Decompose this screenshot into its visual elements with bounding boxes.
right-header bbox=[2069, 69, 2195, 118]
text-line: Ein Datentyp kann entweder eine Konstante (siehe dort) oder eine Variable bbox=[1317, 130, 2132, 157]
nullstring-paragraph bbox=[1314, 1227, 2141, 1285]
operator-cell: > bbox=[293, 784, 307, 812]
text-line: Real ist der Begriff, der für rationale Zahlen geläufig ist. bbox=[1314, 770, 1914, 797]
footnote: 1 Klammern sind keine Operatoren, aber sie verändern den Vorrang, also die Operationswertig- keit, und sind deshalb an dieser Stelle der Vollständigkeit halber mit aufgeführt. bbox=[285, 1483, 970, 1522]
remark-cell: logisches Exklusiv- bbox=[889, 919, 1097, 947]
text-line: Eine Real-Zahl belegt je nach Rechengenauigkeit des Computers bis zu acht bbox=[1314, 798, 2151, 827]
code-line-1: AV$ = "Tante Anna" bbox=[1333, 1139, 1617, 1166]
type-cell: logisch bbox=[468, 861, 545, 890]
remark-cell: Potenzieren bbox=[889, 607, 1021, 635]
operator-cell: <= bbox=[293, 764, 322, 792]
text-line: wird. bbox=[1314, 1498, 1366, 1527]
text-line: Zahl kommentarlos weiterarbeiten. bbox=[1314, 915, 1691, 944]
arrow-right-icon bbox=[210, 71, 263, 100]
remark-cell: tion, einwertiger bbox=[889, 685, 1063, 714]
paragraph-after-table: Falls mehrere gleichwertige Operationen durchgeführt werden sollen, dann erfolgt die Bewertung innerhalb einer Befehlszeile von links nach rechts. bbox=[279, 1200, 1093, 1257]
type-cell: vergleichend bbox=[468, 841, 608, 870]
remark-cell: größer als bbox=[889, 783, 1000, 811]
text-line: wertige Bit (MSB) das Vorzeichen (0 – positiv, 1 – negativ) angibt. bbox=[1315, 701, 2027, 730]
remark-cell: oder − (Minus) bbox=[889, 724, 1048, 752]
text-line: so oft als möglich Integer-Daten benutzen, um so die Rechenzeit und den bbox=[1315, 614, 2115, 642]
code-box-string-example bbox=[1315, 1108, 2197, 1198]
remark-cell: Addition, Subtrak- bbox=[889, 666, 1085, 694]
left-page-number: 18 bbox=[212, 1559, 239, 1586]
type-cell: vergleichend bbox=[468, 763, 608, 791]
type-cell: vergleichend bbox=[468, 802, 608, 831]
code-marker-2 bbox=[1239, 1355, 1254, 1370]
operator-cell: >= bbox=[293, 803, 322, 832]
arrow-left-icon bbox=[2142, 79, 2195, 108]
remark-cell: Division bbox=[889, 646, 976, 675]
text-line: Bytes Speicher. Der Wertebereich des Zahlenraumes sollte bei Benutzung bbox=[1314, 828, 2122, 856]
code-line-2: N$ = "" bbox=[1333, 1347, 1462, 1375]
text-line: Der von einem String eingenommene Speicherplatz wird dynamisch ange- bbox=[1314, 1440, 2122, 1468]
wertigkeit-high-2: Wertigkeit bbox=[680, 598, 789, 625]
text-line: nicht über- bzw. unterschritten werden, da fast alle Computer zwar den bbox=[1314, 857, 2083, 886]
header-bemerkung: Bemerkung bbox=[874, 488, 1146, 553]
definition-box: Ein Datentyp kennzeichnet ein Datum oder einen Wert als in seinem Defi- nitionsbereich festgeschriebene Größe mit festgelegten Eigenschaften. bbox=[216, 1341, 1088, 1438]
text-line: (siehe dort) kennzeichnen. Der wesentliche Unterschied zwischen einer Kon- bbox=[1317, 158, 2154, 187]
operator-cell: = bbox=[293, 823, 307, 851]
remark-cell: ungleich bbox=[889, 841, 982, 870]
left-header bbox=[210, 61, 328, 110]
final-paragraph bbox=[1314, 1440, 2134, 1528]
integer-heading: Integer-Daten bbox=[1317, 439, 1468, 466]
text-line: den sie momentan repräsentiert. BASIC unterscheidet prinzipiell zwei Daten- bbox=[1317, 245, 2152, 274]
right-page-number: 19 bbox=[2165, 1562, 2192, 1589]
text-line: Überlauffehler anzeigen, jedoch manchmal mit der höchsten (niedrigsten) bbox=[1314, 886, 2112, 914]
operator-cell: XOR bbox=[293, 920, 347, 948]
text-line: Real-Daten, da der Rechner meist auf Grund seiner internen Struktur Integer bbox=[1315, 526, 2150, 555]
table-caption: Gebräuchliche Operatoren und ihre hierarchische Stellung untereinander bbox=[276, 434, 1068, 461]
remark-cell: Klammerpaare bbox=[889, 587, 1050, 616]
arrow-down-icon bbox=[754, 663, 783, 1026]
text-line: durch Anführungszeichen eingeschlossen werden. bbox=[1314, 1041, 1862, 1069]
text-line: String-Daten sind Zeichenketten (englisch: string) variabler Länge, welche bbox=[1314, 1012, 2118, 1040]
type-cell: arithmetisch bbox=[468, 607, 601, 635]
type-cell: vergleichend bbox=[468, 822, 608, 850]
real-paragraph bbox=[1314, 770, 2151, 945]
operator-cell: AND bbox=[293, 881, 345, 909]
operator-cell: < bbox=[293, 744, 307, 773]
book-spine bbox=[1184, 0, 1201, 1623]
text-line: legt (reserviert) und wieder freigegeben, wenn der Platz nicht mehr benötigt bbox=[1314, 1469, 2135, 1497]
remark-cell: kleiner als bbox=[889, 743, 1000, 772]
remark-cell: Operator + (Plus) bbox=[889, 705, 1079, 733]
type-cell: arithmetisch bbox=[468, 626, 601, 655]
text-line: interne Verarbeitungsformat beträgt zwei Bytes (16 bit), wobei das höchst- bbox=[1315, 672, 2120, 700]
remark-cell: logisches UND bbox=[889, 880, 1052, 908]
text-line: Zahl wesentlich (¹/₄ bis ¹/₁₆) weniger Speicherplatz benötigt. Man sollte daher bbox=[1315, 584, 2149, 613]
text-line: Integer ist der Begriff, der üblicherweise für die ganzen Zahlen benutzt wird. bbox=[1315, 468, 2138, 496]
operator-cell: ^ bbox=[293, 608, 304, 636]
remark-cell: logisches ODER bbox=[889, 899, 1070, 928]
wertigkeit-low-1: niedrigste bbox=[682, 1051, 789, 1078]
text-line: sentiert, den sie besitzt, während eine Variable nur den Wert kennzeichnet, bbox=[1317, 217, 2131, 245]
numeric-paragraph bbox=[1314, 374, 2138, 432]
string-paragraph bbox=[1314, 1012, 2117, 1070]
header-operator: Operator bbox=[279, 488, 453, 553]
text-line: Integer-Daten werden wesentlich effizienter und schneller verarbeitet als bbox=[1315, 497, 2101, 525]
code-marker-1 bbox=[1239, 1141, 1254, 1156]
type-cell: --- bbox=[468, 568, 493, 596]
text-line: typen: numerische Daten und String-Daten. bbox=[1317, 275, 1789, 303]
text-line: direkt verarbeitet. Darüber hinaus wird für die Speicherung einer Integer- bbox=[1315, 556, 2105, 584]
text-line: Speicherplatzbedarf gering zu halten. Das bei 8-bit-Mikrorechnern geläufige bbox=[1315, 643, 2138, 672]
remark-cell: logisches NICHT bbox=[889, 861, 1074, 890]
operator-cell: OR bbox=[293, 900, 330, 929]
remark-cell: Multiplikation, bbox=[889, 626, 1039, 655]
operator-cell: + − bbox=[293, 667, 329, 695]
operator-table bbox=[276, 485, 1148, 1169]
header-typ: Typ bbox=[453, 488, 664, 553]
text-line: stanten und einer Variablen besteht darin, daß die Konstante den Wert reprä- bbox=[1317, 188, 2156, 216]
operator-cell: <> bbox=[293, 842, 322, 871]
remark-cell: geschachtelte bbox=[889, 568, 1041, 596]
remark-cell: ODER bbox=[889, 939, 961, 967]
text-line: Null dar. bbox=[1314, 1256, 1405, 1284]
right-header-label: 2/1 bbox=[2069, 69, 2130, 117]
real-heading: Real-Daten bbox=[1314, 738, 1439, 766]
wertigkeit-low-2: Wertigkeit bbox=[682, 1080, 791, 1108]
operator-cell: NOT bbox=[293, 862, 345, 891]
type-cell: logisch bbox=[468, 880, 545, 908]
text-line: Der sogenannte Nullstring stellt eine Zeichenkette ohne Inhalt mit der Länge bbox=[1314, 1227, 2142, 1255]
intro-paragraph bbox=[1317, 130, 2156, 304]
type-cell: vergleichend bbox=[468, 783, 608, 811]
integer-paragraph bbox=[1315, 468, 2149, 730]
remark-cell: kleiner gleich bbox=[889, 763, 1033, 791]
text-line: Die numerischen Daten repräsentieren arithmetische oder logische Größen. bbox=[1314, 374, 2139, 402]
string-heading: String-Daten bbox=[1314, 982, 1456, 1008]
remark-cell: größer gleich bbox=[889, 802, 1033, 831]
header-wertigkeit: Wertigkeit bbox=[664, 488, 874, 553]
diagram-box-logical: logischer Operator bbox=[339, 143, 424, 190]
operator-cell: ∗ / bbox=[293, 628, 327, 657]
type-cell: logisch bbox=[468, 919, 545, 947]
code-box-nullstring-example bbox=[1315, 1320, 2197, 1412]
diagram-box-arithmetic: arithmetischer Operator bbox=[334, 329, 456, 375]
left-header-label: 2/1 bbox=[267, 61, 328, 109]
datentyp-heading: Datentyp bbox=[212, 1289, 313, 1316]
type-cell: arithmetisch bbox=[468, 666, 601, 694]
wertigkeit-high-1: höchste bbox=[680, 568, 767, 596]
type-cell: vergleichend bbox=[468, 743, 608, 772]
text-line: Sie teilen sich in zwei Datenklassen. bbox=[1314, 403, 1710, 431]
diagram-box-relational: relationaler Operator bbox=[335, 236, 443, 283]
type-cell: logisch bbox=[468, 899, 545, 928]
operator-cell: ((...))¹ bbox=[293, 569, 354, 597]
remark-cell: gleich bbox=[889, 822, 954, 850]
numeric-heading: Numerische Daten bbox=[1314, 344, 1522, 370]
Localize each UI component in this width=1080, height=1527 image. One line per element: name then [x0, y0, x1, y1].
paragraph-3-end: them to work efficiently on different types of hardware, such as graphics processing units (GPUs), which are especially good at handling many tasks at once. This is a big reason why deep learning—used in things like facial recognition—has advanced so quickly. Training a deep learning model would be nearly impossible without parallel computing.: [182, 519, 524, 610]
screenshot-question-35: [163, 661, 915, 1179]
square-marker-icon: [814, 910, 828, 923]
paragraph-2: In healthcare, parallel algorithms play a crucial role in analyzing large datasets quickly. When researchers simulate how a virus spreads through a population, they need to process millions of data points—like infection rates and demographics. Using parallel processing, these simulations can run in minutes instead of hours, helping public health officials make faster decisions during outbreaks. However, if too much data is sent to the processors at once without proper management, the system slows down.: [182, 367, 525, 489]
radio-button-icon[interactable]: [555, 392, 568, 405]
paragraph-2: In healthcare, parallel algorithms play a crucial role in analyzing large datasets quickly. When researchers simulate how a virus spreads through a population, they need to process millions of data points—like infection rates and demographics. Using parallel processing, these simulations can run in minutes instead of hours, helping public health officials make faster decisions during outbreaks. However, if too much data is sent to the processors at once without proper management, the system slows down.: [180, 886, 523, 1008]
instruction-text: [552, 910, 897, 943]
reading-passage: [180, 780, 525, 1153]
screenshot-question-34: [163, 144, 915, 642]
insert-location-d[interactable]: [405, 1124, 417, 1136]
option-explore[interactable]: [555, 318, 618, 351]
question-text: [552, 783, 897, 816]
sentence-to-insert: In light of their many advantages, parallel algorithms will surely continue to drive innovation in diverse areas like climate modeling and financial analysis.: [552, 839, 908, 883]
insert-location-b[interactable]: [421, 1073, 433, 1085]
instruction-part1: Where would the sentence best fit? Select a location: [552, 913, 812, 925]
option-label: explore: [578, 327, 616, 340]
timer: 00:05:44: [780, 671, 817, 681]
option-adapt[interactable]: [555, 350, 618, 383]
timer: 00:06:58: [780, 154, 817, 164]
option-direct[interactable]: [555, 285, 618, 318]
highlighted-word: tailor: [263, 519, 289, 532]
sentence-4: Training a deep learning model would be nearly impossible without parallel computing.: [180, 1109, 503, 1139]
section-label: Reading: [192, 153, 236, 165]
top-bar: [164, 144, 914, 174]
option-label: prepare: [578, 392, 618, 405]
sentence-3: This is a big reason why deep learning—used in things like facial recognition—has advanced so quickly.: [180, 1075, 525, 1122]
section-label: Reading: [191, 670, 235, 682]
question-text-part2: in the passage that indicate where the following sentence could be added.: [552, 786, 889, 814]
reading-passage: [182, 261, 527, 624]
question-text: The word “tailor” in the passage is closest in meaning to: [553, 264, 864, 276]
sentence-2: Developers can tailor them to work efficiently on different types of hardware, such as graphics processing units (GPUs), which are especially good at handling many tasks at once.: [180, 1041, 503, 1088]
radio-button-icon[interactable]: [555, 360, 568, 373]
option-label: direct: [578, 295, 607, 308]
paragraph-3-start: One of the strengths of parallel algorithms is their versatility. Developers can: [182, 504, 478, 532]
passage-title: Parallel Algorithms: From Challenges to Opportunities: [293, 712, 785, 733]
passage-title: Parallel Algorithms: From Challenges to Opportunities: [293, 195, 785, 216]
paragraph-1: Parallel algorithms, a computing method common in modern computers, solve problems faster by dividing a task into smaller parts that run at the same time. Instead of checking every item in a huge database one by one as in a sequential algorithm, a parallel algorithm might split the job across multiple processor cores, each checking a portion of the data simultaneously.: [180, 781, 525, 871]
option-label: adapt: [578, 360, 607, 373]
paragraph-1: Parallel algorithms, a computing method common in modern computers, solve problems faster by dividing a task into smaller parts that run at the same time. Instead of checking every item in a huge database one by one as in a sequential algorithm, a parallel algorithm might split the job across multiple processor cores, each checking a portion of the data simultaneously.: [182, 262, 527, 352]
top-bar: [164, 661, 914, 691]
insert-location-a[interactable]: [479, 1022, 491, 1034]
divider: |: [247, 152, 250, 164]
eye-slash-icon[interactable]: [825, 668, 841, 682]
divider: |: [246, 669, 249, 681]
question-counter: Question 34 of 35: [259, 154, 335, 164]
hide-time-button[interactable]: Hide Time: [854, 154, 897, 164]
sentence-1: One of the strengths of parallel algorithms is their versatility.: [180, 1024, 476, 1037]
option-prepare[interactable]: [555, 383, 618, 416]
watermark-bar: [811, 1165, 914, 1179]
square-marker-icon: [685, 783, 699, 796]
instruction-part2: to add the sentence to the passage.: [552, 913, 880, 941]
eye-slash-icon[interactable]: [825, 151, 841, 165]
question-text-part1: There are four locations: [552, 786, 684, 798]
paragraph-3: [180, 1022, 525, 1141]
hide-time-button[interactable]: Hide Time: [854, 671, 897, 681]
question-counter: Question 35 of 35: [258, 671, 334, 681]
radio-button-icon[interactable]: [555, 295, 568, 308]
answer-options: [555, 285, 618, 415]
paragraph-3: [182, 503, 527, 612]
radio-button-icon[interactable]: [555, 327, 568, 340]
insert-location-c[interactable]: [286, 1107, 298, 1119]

● ● ● ●

What you need to do:
Which of the lines in the data contain the string "impossible"? Return each one.

Expected answer:
paragraph-3-end: them to work efficiently on different types of hardware, such as graphics processing units (GPUs), which are especially good at handling many tasks at once. This is a big reason why deep learning—used in things like facial recognition—has advanced so quickly. Training a deep learning model would be nearly impossible without parallel computing.: [182, 519, 524, 610]
sentence-4: Training a deep learning model would be nearly impossible without parallel computing.: [180, 1109, 503, 1139]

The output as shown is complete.